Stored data
· · · · · · ·
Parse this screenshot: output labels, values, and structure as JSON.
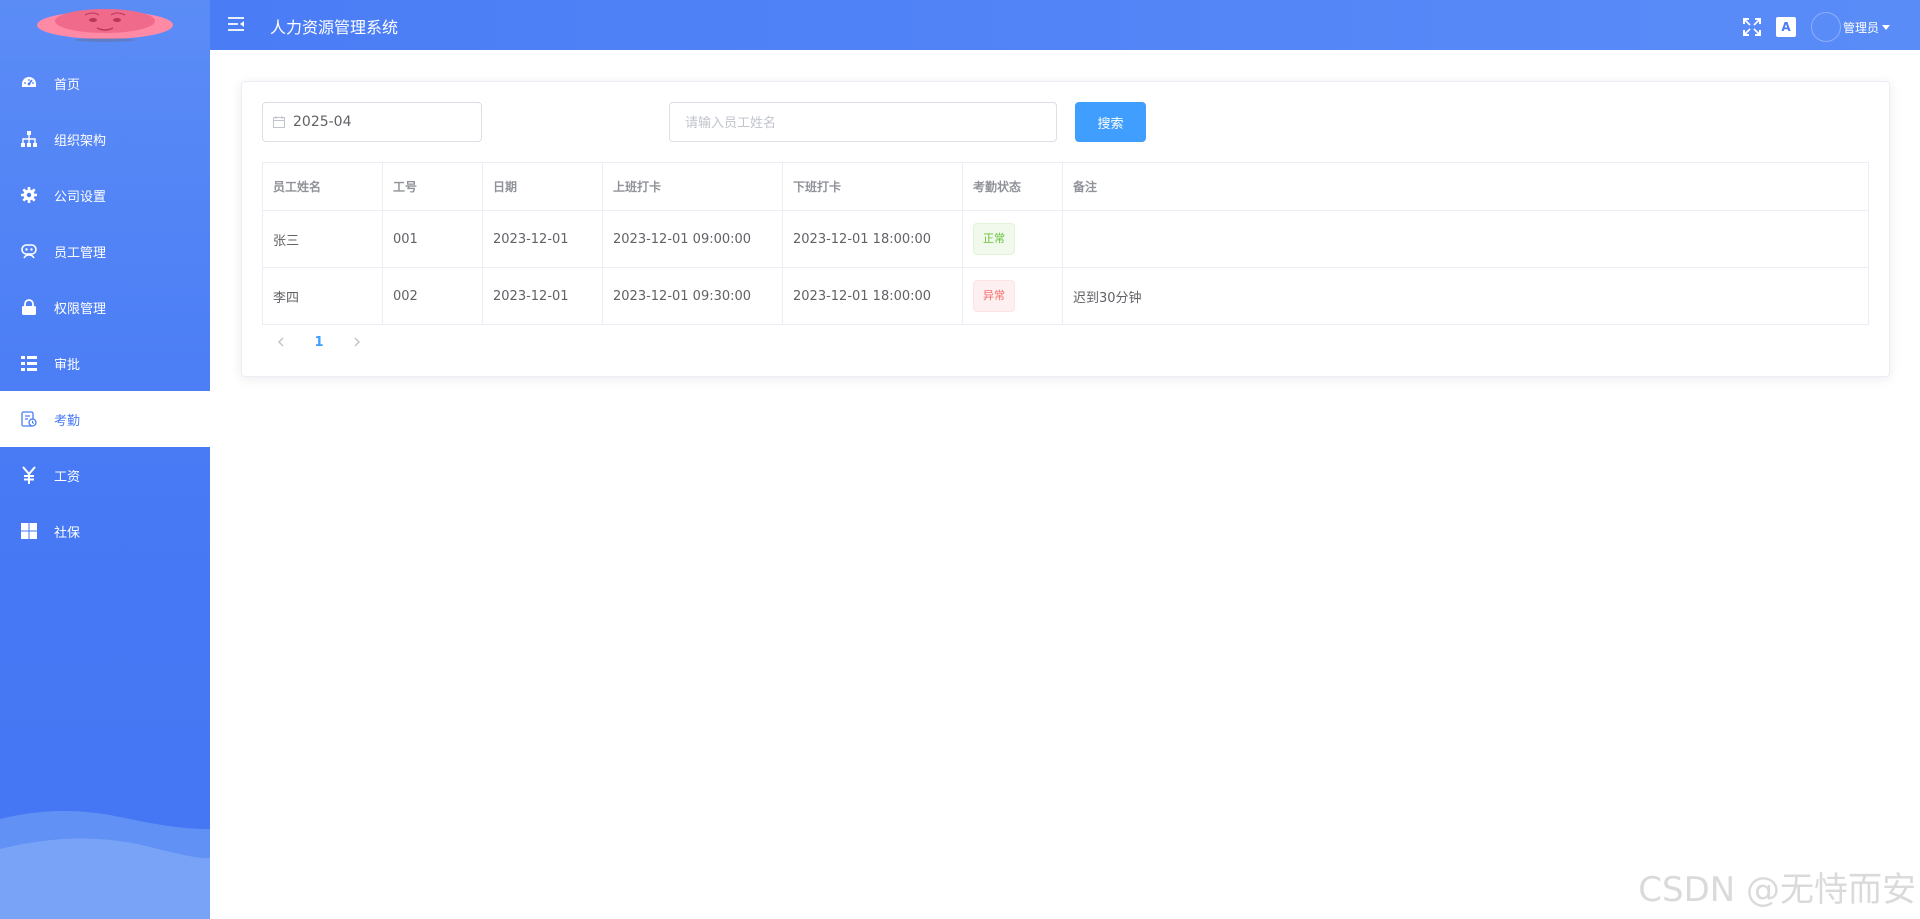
{
  "header": {
    "title": "人力资源管理系统",
    "user_name": "管理员",
    "lang_label": "A"
  },
  "sidebar": {
    "items": [
      {
        "label": "首页",
        "icon": "dashboard-icon"
      },
      {
        "label": "组织架构",
        "icon": "org-tree-icon"
      },
      {
        "label": "公司设置",
        "icon": "gear-icon"
      },
      {
        "label": "员工管理",
        "icon": "employee-icon"
      },
      {
        "label": "权限管理",
        "icon": "lock-icon"
      },
      {
        "label": "审批",
        "icon": "approval-list-icon"
      },
      {
        "label": "考勤",
        "icon": "attendance-icon",
        "active": true
      },
      {
        "label": "工资",
        "icon": "yen-icon"
      },
      {
        "label": "社保",
        "icon": "grid-icon"
      }
    ]
  },
  "filters": {
    "month": "2025-04",
    "search_placeholder": "请输入员工姓名",
    "search_button": "搜索"
  },
  "table": {
    "headers": [
      "员工姓名",
      "工号",
      "日期",
      "上班打卡",
      "下班打卡",
      "考勤状态",
      "备注"
    ],
    "rows": [
      {
        "name": "张三",
        "id": "001",
        "date": "2023-12-01",
        "checkin": "2023-12-01 09:00:00",
        "checkout": "2023-12-01 18:00:00",
        "status": "正常",
        "note": ""
      },
      {
        "name": "李四",
        "id": "002",
        "date": "2023-12-01",
        "checkin": "2023-12-01 09:30:00",
        "checkout": "2023-12-01 18:00:00",
        "status": "异常",
        "note": "迟到30分钟"
      }
    ]
  },
  "pagination": {
    "current_page": "1"
  },
  "watermark": "CSDN @无恃而安",
  "colors": {
    "primary": "#409eff",
    "sidebar": "#4a7cf6",
    "normal": "#67c23a",
    "abnormal": "#f56c6c"
  }
}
· · · · · · ·
▶ [PROBLEM DETAILS] Looking at the records above, say how many lines hold the string "checkin". Write nothing but the number.

▶ [RESULT FOR THIS TASK] 2